REQUIRED WORK: Please give the count of lines holding the string "Unscoped" and nothing besides.

===== INPUT =====

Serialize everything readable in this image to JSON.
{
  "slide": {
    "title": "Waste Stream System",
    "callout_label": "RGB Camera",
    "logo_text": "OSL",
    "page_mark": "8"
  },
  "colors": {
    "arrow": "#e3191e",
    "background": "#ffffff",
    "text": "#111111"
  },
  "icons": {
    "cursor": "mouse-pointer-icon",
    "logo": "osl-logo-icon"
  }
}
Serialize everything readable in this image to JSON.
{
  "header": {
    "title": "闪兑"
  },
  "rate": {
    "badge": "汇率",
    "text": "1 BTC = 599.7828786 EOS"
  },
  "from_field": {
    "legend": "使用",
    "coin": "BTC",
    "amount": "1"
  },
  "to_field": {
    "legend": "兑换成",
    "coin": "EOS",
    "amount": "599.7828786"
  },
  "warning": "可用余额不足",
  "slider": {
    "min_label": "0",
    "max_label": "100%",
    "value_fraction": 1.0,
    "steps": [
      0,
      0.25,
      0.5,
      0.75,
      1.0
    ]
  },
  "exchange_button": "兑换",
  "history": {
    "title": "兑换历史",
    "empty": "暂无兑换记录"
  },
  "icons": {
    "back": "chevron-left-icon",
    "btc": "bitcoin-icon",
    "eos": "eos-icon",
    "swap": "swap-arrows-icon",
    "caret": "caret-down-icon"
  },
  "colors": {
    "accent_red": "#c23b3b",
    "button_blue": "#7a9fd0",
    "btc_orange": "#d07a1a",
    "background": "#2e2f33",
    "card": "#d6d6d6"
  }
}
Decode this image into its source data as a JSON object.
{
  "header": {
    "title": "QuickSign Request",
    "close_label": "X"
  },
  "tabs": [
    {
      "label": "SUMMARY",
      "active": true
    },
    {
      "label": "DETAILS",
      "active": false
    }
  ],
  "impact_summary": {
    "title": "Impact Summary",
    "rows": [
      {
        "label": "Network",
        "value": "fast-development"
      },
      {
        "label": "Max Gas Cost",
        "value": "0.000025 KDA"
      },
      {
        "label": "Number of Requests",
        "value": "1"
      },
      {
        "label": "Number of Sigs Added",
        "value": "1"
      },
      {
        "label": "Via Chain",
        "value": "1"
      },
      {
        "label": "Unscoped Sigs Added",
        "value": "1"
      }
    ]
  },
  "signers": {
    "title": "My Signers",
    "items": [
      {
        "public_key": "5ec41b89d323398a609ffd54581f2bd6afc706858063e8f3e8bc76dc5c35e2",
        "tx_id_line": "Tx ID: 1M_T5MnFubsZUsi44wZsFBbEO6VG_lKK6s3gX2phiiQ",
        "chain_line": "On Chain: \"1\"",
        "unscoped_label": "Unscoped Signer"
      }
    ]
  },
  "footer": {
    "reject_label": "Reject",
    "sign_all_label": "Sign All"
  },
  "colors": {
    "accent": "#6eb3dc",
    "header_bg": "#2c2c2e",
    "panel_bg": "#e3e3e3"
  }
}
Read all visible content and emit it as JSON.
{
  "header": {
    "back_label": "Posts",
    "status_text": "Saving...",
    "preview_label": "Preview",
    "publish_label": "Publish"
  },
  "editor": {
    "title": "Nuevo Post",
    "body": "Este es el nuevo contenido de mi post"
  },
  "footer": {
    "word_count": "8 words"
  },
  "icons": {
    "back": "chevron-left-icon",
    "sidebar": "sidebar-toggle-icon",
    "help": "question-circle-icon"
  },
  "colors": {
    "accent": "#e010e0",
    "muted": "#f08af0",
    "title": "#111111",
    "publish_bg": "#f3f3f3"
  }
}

=====

THE RESPONSE: 2